__Work required__:
Where does "repeat" occur in the listing? Copy every line that holds it.

__Supplied material__:

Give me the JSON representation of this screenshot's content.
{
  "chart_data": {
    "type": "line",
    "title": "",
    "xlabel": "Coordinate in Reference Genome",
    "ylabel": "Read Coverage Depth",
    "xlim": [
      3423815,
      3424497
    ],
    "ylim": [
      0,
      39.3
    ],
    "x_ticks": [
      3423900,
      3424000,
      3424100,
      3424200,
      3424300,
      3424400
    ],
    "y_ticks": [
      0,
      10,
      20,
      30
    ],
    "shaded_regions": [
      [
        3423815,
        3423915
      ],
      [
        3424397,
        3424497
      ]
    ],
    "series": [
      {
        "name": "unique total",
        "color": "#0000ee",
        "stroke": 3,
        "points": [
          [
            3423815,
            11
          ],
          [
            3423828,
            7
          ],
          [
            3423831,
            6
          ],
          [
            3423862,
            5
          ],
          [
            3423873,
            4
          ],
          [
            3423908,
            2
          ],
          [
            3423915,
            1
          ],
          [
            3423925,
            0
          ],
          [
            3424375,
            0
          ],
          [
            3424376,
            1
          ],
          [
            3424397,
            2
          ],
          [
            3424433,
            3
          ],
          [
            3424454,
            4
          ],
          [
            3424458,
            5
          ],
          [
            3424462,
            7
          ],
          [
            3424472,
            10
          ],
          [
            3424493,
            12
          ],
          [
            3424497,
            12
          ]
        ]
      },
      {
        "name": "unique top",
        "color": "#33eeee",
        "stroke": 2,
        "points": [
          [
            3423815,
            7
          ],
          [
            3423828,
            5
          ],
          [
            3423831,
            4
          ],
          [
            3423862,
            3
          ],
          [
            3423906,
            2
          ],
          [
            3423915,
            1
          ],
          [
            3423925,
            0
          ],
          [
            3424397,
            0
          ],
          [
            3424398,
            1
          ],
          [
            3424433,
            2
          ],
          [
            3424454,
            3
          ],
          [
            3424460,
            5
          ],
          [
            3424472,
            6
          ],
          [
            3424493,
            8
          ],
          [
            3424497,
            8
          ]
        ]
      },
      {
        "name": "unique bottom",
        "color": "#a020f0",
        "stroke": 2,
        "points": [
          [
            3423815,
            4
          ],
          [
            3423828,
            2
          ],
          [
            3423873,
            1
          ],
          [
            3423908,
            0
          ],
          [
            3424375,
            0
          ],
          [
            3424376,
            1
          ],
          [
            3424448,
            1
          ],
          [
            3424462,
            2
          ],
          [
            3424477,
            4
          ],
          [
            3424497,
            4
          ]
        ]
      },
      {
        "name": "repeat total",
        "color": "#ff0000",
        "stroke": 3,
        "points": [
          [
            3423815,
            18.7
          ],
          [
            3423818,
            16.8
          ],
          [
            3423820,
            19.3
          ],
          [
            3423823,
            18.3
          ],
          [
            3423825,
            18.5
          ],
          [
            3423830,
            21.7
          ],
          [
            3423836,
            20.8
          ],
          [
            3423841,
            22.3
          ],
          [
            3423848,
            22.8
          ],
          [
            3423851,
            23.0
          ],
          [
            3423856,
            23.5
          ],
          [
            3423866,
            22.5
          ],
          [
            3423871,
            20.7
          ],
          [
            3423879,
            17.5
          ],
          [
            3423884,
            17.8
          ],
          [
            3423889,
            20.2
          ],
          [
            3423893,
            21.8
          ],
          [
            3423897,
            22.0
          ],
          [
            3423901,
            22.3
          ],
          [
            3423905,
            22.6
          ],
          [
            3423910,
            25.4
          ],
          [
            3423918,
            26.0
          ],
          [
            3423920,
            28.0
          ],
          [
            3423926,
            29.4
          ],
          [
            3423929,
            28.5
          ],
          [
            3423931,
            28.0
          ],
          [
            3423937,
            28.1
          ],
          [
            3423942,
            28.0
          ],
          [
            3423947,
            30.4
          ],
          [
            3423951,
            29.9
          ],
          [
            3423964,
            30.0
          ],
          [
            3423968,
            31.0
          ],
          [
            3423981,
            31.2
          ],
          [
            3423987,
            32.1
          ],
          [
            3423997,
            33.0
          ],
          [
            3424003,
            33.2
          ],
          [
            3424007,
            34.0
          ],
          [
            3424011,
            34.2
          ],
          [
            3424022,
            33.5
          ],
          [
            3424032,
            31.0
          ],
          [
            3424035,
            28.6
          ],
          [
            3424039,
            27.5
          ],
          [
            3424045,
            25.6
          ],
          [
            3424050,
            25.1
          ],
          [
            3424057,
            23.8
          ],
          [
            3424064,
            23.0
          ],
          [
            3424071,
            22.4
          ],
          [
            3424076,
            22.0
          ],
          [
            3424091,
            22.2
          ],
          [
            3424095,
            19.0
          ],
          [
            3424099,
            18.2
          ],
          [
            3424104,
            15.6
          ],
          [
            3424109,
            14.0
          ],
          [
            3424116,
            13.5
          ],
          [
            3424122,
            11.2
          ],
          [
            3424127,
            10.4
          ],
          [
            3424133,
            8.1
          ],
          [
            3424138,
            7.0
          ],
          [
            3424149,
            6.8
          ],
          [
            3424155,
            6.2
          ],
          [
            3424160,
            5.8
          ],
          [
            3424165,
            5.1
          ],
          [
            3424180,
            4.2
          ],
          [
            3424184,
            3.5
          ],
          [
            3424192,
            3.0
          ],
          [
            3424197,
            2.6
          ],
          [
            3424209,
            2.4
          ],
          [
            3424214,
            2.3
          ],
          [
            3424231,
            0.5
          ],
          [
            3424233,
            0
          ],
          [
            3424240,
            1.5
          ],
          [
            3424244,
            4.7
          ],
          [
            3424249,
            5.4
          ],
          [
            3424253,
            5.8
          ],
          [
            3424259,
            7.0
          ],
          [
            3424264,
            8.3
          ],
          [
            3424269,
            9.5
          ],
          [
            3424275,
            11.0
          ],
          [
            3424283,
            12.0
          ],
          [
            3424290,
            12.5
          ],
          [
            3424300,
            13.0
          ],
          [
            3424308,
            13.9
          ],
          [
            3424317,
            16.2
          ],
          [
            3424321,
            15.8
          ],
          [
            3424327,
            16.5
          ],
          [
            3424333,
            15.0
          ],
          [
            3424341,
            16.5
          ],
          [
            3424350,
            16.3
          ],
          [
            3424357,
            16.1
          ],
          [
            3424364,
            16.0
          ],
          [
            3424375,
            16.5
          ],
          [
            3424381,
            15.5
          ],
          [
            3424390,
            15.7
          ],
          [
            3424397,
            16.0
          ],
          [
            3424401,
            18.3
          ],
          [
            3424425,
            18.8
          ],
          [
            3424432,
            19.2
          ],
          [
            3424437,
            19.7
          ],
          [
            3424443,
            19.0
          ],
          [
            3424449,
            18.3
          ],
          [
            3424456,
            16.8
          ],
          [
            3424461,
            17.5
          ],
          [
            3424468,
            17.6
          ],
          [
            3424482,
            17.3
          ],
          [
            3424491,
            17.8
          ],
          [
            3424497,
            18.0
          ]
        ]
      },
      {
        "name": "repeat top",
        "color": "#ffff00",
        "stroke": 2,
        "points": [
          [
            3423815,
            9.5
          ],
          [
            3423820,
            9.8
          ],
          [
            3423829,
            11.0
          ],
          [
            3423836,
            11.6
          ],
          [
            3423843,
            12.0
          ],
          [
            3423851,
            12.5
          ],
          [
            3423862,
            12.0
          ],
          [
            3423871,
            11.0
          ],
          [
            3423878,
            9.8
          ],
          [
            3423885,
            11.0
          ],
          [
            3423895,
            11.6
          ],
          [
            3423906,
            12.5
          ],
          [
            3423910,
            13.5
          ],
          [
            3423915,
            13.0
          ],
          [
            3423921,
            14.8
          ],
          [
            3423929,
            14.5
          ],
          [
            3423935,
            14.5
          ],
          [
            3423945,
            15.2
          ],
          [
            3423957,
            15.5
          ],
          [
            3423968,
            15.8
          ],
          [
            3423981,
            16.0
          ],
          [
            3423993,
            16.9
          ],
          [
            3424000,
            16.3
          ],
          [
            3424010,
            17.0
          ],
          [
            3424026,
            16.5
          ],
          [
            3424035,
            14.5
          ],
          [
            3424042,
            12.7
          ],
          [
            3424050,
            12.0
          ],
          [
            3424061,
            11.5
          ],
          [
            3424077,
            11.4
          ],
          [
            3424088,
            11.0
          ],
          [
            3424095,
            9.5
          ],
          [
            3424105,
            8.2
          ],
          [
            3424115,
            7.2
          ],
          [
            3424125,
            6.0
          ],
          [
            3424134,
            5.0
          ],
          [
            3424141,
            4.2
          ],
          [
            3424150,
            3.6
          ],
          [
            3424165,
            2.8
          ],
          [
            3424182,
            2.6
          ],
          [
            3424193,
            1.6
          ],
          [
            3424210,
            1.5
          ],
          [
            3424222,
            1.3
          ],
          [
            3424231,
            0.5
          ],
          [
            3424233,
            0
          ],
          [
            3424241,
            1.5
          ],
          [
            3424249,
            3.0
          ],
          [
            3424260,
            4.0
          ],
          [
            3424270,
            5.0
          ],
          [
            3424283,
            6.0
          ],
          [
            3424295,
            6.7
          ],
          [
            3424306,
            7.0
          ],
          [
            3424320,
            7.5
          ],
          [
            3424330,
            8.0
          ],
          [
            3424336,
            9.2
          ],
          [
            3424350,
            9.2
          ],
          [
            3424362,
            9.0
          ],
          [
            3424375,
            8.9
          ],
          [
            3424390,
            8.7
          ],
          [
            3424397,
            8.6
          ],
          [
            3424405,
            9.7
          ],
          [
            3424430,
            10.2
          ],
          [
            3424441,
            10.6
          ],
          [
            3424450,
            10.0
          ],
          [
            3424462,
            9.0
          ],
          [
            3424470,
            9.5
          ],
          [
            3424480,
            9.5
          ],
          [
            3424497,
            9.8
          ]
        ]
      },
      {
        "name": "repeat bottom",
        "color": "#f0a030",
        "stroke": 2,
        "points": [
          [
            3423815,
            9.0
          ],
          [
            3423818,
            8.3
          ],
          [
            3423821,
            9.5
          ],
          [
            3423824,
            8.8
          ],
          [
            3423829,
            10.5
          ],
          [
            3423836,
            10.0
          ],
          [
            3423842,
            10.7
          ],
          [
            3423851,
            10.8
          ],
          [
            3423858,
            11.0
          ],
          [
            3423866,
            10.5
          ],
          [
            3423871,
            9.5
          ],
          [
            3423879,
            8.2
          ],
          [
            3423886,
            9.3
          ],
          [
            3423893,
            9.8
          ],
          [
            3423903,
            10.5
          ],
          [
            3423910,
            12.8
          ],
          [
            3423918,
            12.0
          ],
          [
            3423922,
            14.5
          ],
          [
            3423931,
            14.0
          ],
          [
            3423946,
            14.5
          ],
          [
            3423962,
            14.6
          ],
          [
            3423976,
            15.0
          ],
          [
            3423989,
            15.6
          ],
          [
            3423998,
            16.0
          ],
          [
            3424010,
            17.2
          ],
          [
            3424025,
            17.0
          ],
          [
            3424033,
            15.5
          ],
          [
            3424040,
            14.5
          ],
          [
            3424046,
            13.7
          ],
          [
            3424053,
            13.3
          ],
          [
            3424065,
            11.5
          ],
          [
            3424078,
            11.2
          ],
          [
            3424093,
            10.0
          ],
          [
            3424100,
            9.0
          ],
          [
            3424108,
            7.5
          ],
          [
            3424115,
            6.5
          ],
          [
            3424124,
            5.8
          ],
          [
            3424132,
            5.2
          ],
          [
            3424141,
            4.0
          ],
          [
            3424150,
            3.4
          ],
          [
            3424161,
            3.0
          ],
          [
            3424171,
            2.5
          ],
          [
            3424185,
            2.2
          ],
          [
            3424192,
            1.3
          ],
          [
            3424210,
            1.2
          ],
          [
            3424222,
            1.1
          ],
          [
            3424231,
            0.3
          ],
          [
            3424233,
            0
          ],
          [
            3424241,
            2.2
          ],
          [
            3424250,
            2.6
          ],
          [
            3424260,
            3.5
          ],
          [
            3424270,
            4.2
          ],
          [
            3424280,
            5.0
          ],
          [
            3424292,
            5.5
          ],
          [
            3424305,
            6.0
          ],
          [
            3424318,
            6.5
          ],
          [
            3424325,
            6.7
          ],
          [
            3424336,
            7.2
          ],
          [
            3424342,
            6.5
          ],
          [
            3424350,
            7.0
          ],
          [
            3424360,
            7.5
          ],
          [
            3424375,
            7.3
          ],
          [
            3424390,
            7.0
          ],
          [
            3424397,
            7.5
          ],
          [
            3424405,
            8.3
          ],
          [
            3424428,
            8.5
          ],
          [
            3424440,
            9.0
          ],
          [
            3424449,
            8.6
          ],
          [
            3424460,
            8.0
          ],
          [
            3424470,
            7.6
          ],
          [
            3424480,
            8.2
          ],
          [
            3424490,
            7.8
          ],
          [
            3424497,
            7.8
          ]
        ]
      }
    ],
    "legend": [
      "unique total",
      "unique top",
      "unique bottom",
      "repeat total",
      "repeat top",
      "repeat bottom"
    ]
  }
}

__Response area__:
        "name": "repeat total",
        "name": "repeat top",
        "name": "repeat bottom",
      "repeat total",
      "repeat top",
      "repeat bottom"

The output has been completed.